• [INPUT DATA]
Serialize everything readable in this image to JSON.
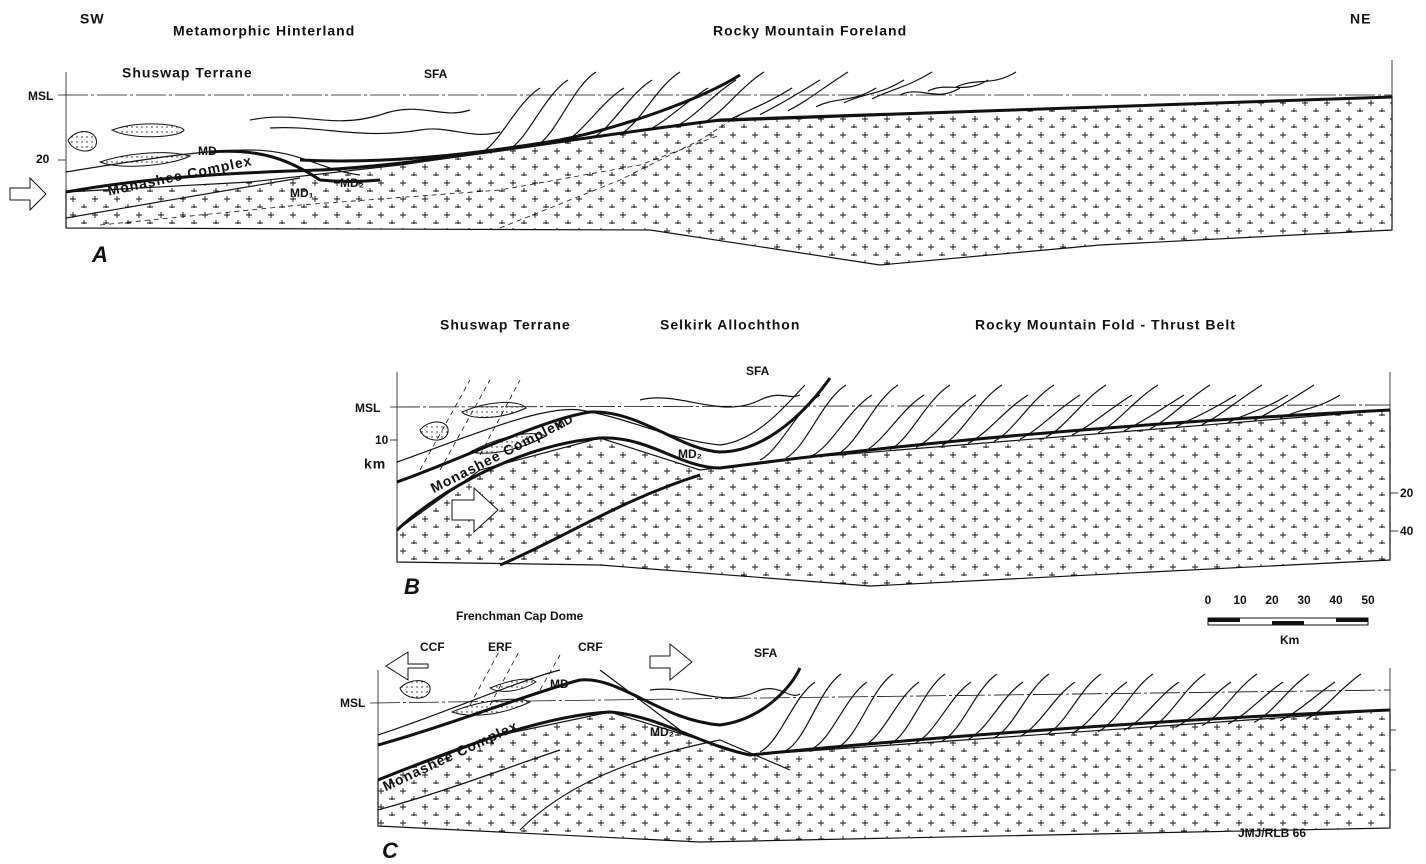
{
  "orientation": {
    "left": "SW",
    "right": "NE"
  },
  "panels": [
    {
      "label": "A",
      "headings": [
        "Metamorphic Hinterland",
        "Rocky Mountain Foreland"
      ],
      "labels": [
        "Shuswap Terrane",
        "SFA",
        "MSL",
        "20",
        "MD",
        "MD₂",
        "MD₁",
        "Monashee Complex"
      ]
    },
    {
      "label": "B",
      "headings": [
        "Shuswap Terrane",
        "Selkirk Allochthon",
        "Rocky Mountain Fold - Thrust Belt"
      ],
      "labels": [
        "SFA",
        "MSL",
        "10",
        "km",
        "MD",
        "MD₂",
        "Monashee Complex",
        "20",
        "40"
      ]
    },
    {
      "label": "C",
      "headings": [
        "Frenchman Cap Dome"
      ],
      "labels": [
        "CCF",
        "ERF",
        "CRF",
        "SFA",
        "MD",
        "MD₂",
        "MSL",
        "Monashee Complex"
      ]
    }
  ],
  "scale_bar": {
    "ticks": [
      0,
      10,
      20,
      30,
      40,
      50
    ],
    "unit": "Km"
  },
  "credit": "JMJ/RLB 66"
}
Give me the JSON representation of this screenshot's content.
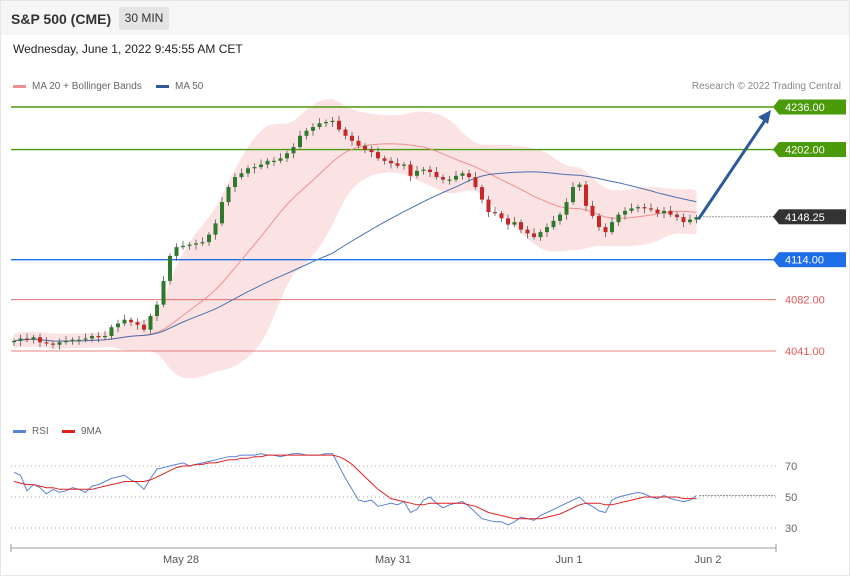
{
  "header": {
    "title": "S&P 500 (CME)",
    "timeframe": "30 MIN"
  },
  "timestamp": "Wednesday, June 1, 2022 9:45:55 AM CET",
  "legend": {
    "ma20": "MA 20 + Bollinger Bands",
    "ma50": "MA 50",
    "rsi": "RSI",
    "rsi_ma": "9MA"
  },
  "credit": "Research © 2022 Trading Central",
  "colors": {
    "green_level": "#4a9a09",
    "blue_level": "#1e6ee8",
    "red_level": "#e05a5a",
    "candle_up": "#2d7a2d",
    "candle_down": "#c62828",
    "band_fill": "#fbd9d9",
    "ma20": "#ef8f8f",
    "ma50": "#4a6fb0",
    "rsi_line": "#5a82d6",
    "rsi_ma": "#e02020",
    "current_tag": "#333333",
    "arrow": "#2e5a9c"
  },
  "chart_data": [
    {
      "type": "candlestick",
      "title": "",
      "ylim": [
        4010,
        4255
      ],
      "x_ticks": [
        "May 28",
        "May 31",
        "Jun 1",
        "Jun 2"
      ],
      "levels": [
        {
          "value": 4236.0,
          "label": "4236.00",
          "kind": "resistance"
        },
        {
          "value": 4202.0,
          "label": "4202.00",
          "kind": "resistance"
        },
        {
          "value": 4148.25,
          "label": "4148.25",
          "kind": "current"
        },
        {
          "value": 4114.0,
          "label": "4114.00",
          "kind": "pivot"
        },
        {
          "value": 4082.0,
          "label": "4082.00",
          "kind": "support"
        },
        {
          "value": 4041.0,
          "label": "4041.00",
          "kind": "support"
        }
      ],
      "close_series": [
        4049,
        4051,
        4050,
        4052,
        4048,
        4047,
        4046,
        4048,
        4049,
        4050,
        4050,
        4051,
        4053,
        4052,
        4053,
        4060,
        4063,
        4066,
        4064,
        4062,
        4058,
        4069,
        4078,
        4097,
        4117,
        4124,
        4125,
        4126,
        4127,
        4128,
        4134,
        4143,
        4160,
        4172,
        4180,
        4183,
        4187,
        4188,
        4190,
        4193,
        4193,
        4195,
        4199,
        4204,
        4213,
        4217,
        4220,
        4223,
        4224,
        4225,
        4218,
        4213,
        4209,
        4205,
        4202,
        4200,
        4195,
        4193,
        4191,
        4189,
        4190,
        4181,
        4185,
        4186,
        4184,
        4180,
        4178,
        4178,
        4181,
        4183,
        4180,
        4172,
        4162,
        4152,
        4151,
        4147,
        4142,
        4144,
        4138,
        4135,
        4132,
        4136,
        4140,
        4145,
        4150,
        4160,
        4172,
        4174,
        4157,
        4149,
        4140,
        4136,
        4144,
        4150,
        4153,
        4155,
        4156,
        4155,
        4154,
        4151,
        4153,
        4150,
        4148,
        4144,
        4146,
        4148
      ]
    },
    {
      "type": "line",
      "title": "",
      "ylim": [
        20,
        80
      ],
      "y_ticks": [
        70,
        50,
        30
      ],
      "current_value": 51,
      "series": [
        {
          "name": "RSI",
          "values": [
            66,
            64,
            54,
            58,
            56,
            52,
            55,
            53,
            54,
            56,
            55,
            53,
            57,
            58,
            60,
            62,
            63,
            64,
            61,
            59,
            55,
            62,
            68,
            69,
            70,
            71,
            72,
            70,
            71,
            72,
            73,
            74,
            75,
            76,
            76,
            77,
            77,
            77,
            78,
            77,
            77,
            76,
            77,
            78,
            78,
            77,
            77,
            77,
            78,
            78,
            70,
            62,
            55,
            48,
            47,
            48,
            44,
            45,
            46,
            45,
            47,
            40,
            42,
            48,
            50,
            46,
            43,
            45,
            46,
            47,
            44,
            40,
            36,
            35,
            34,
            34,
            32,
            34,
            37,
            36,
            35,
            38,
            40,
            42,
            44,
            46,
            48,
            50,
            46,
            44,
            41,
            40,
            48,
            50,
            51,
            52,
            53,
            52,
            50,
            49,
            51,
            49,
            48,
            47,
            48,
            51
          ]
        },
        {
          "name": "9MA",
          "values": [
            60,
            59,
            58,
            58,
            57,
            56,
            56,
            55,
            55,
            55,
            55,
            55,
            55,
            56,
            57,
            58,
            59,
            60,
            60,
            60,
            60,
            61,
            63,
            65,
            67,
            69,
            70,
            70,
            71,
            71,
            72,
            72,
            73,
            74,
            74,
            75,
            75,
            76,
            76,
            77,
            77,
            77,
            77,
            77,
            77,
            77,
            77,
            77,
            77,
            77,
            76,
            74,
            71,
            67,
            63,
            59,
            55,
            52,
            49,
            48,
            47,
            46,
            45,
            45,
            46,
            46,
            46,
            46,
            46,
            46,
            45,
            44,
            42,
            40,
            39,
            38,
            37,
            36,
            36,
            36,
            36,
            36,
            37,
            38,
            39,
            41,
            43,
            45,
            46,
            46,
            46,
            45,
            45,
            46,
            47,
            48,
            49,
            50,
            50,
            50,
            50,
            50,
            50,
            49,
            49,
            49
          ]
        }
      ]
    }
  ]
}
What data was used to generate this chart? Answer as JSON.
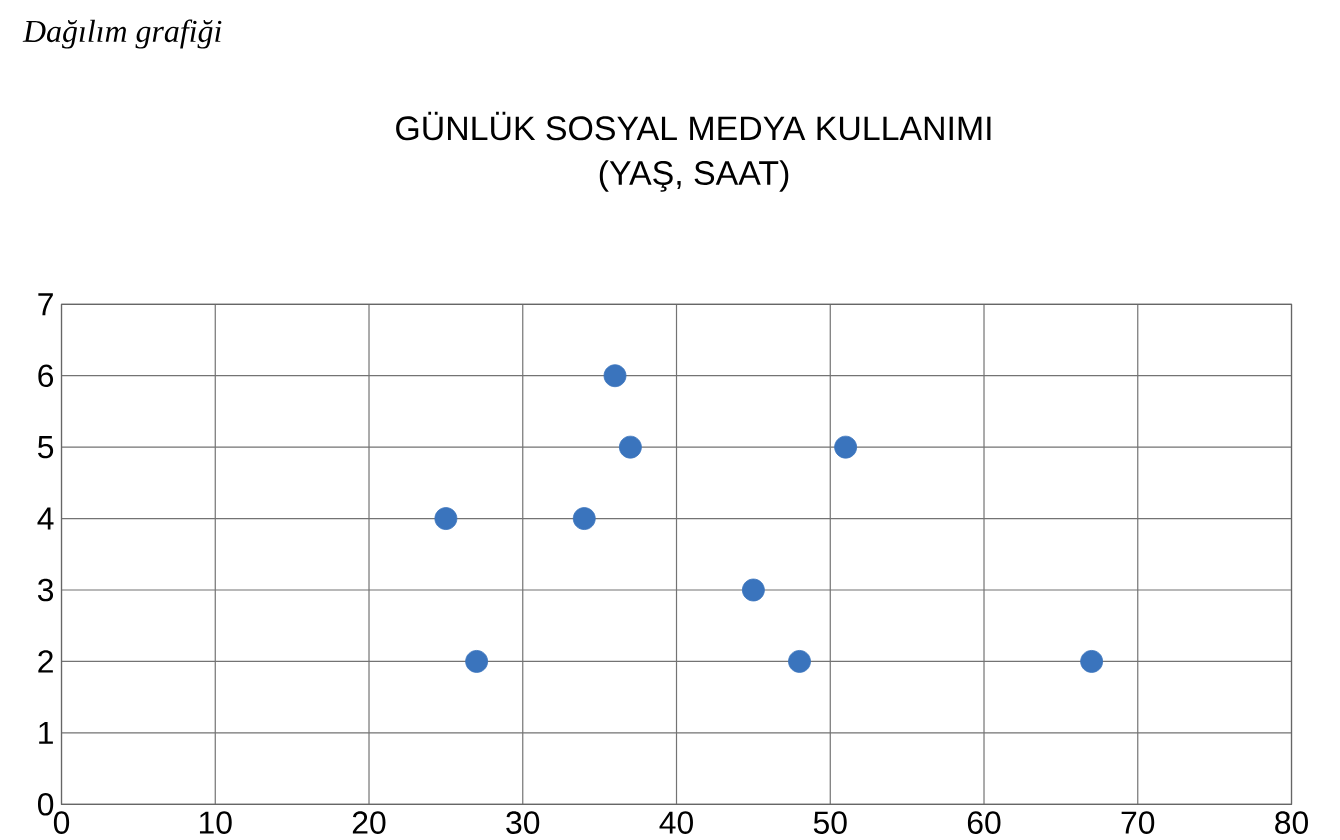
{
  "chart_data": {
    "type": "scatter",
    "title": "GÜNLÜK SOSYAL MEDYA KULLANIMI",
    "subtitle": "(YAŞ, SAAT)",
    "annotations": [
      "Dağılım grafiği"
    ],
    "x": [
      25,
      27,
      34,
      36,
      37,
      45,
      48,
      51,
      67
    ],
    "values": [
      4,
      2,
      4,
      6,
      5,
      3,
      2,
      5,
      2
    ],
    "color": "#3a74bd",
    "marker": "circle",
    "grid": true,
    "xlim": [
      0,
      80
    ],
    "xticks": [
      0,
      10,
      20,
      30,
      40,
      50,
      60,
      70,
      80
    ],
    "ylim": [
      0,
      7
    ],
    "yticks": [
      0,
      1,
      2,
      3,
      4,
      5,
      6,
      7
    ]
  }
}
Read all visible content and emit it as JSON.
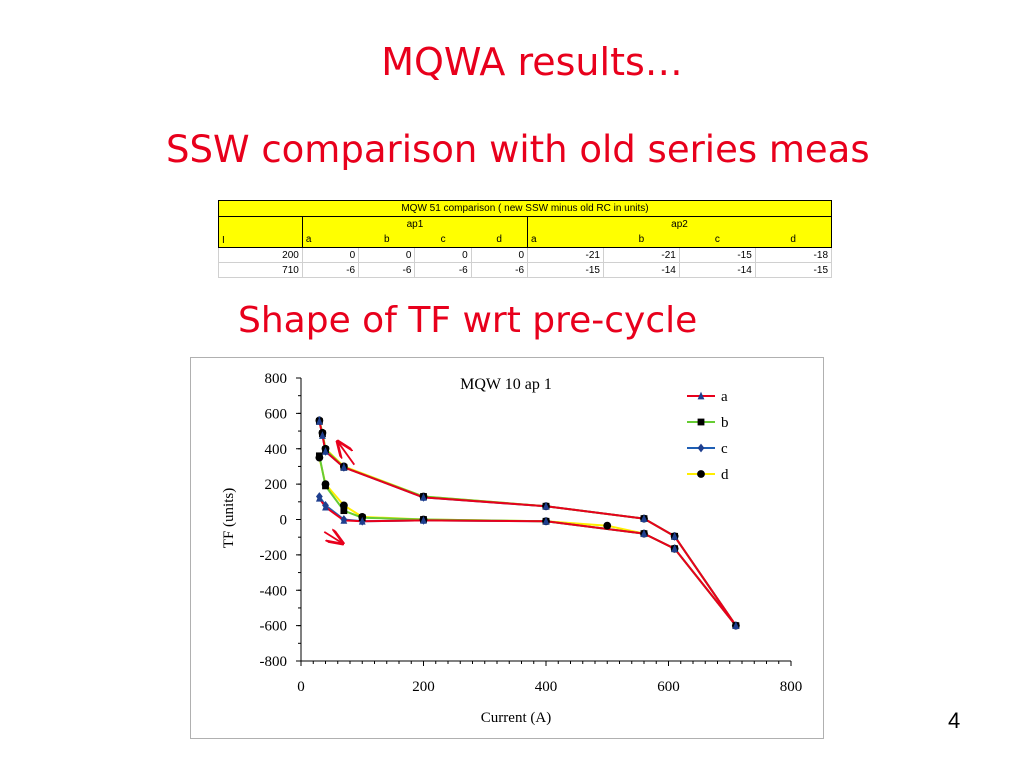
{
  "slide": {
    "title": "MQWA results…",
    "subtitle": "SSW comparison with old series meas",
    "subtitle2": "Shape of TF wrt pre-cycle",
    "page_number": "4"
  },
  "table": {
    "title": "MQW 51 comparison ( new SSW minus old RC in units)",
    "group1": "ap1",
    "group2": "ap2",
    "header": [
      "I",
      "a",
      "b",
      "c",
      "d",
      "a",
      "b",
      "c",
      "d"
    ],
    "rows": [
      [
        "200",
        "0",
        "0",
        "0",
        "0",
        "-21",
        "-21",
        "-15",
        "-18"
      ],
      [
        "710",
        "-6",
        "-6",
        "-6",
        "-6",
        "-15",
        "-14",
        "-14",
        "-15"
      ]
    ]
  },
  "colors": {
    "text_red": "#e8001c",
    "table_yellow": "#ffff00",
    "series_a": "#e8001c",
    "series_b": "#66cc33",
    "series_c": "#1f5fb4",
    "series_d": "#ffee00"
  },
  "chart_data": {
    "type": "line",
    "title": "MQW 10 ap 1",
    "xlabel": "Current (A)",
    "ylabel": "TF (units)",
    "xlim": [
      0,
      800
    ],
    "ylim": [
      -800,
      800
    ],
    "xticks": [
      "0",
      "200",
      "400",
      "600",
      "800"
    ],
    "yticks": [
      "800",
      "600",
      "400",
      "200",
      "0",
      "-200",
      "-400",
      "-600",
      "-800"
    ],
    "legend_position": "top-right",
    "series": [
      {
        "name": "a",
        "color": "#e8001c",
        "marker": "triangle",
        "x": [
          30,
          40,
          70,
          100,
          200,
          400,
          560,
          610,
          710,
          610,
          560,
          400,
          200,
          70,
          40,
          35,
          30
        ],
        "y": [
          120,
          70,
          -5,
          -10,
          -5,
          -10,
          -80,
          -165,
          -600,
          -95,
          5,
          75,
          125,
          295,
          385,
          475,
          555
        ]
      },
      {
        "name": "b",
        "color": "#66cc33",
        "marker": "square",
        "x": [
          30,
          40,
          70,
          100,
          200,
          400,
          560,
          610,
          710,
          610,
          560,
          400,
          200,
          70,
          40,
          35,
          30
        ],
        "y": [
          360,
          190,
          50,
          10,
          0,
          -10,
          -80,
          -165,
          -600,
          -95,
          5,
          75,
          130,
          295,
          395,
          485,
          555
        ]
      },
      {
        "name": "c",
        "color": "#1f5fb4",
        "marker": "diamond",
        "x": [
          30,
          40,
          70,
          100,
          200,
          400,
          560,
          610,
          710,
          610,
          560,
          400,
          200,
          70,
          40,
          35,
          30
        ],
        "y": [
          130,
          80,
          0,
          -10,
          -5,
          -10,
          -80,
          -165,
          -600,
          -95,
          5,
          75,
          125,
          295,
          385,
          480,
          560
        ]
      },
      {
        "name": "d",
        "color": "#ffee00",
        "marker": "circle",
        "x": [
          30,
          40,
          70,
          100,
          200,
          400,
          500,
          560,
          610,
          710,
          610,
          560,
          400,
          200,
          70,
          40,
          35,
          30
        ],
        "y": [
          350,
          200,
          80,
          15,
          0,
          -10,
          -35,
          -80,
          -165,
          -600,
          -95,
          5,
          75,
          130,
          300,
          400,
          490,
          560
        ]
      }
    ],
    "annotations": [
      {
        "type": "arrow",
        "color": "#e8001c",
        "from": [
          87,
          310
        ],
        "to": [
          60,
          440
        ]
      },
      {
        "type": "arrow",
        "color": "#e8001c",
        "from": [
          38,
          -70
        ],
        "to": [
          68,
          -135
        ]
      }
    ]
  }
}
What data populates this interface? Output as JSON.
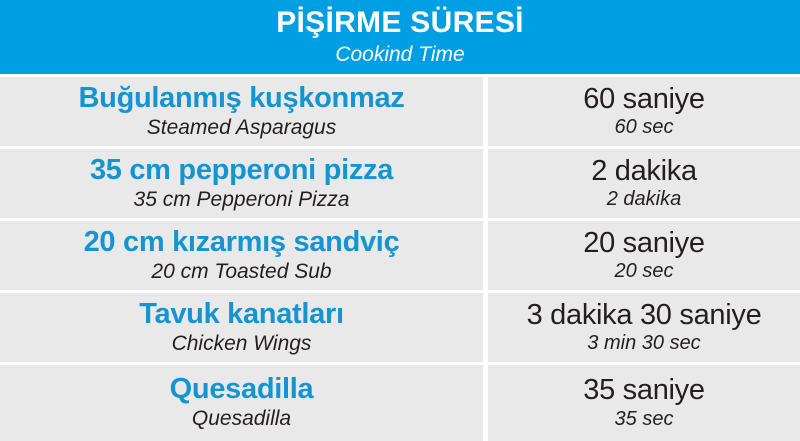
{
  "header": {
    "title": "PİŞİRME SÜRESİ",
    "subtitle": "Cookind Time"
  },
  "colors": {
    "header_bg": "#009fe3",
    "row_bg": "#e9e9e9",
    "item_blue": "#1495d2",
    "text_dark": "#231f20"
  },
  "rows": [
    {
      "name_tr": "Buğulanmış kuşkonmaz",
      "name_en": "Steamed Asparagus",
      "time_tr": "60 saniye",
      "time_en": "60 sec"
    },
    {
      "name_tr": "35 cm pepperoni pizza",
      "name_en": "35 cm Pepperoni Pizza",
      "time_tr": "2 dakika",
      "time_en": "2 dakika"
    },
    {
      "name_tr": "20 cm kızarmış sandviç",
      "name_en": "20 cm Toasted Sub",
      "time_tr": "20 saniye",
      "time_en": "20 sec"
    },
    {
      "name_tr": "Tavuk kanatları",
      "name_en": "Chicken Wings",
      "time_tr": "3 dakika 30 saniye",
      "time_en": "3 min 30 sec"
    },
    {
      "name_tr": "Quesadilla",
      "name_en": "Quesadilla",
      "time_tr": "35 saniye",
      "time_en": "35 sec"
    }
  ],
  "chart_data": {
    "type": "table",
    "title": "PİŞİRME SÜRESİ",
    "subtitle": "Cookind Time",
    "rows": [
      [
        "Buğulanmış kuşkonmaz",
        "Steamed Asparagus",
        "60 saniye",
        "60 sec"
      ],
      [
        "35 cm pepperoni pizza",
        "35 cm Pepperoni Pizza",
        "2 dakika",
        "2 dakika"
      ],
      [
        "20 cm kızarmış sandviç",
        "20 cm Toasted Sub",
        "20 saniye",
        "20 sec"
      ],
      [
        "Tavuk kanatları",
        "Chicken Wings",
        "3 dakika 30 saniye",
        "3 min 30 sec"
      ],
      [
        "Quesadilla",
        "Quesadilla",
        "35 saniye",
        "35 sec"
      ]
    ]
  }
}
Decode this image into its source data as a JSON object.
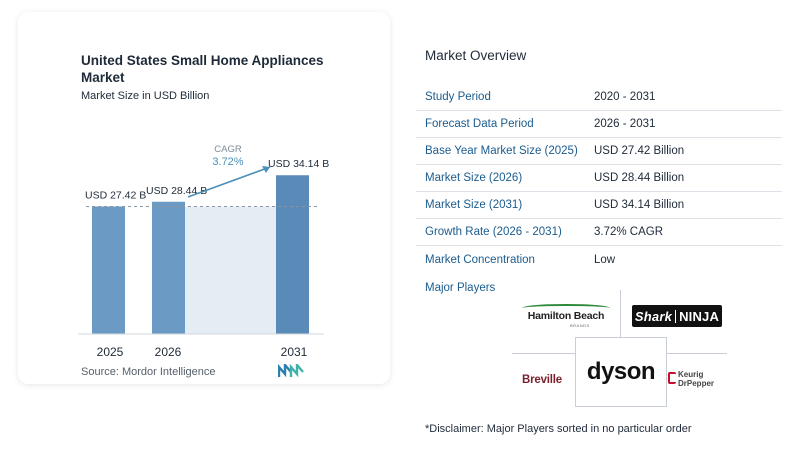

• [AIM]
Return the number of lines that include the word "kanatları", and nothing else.

• [THE RESULT]
2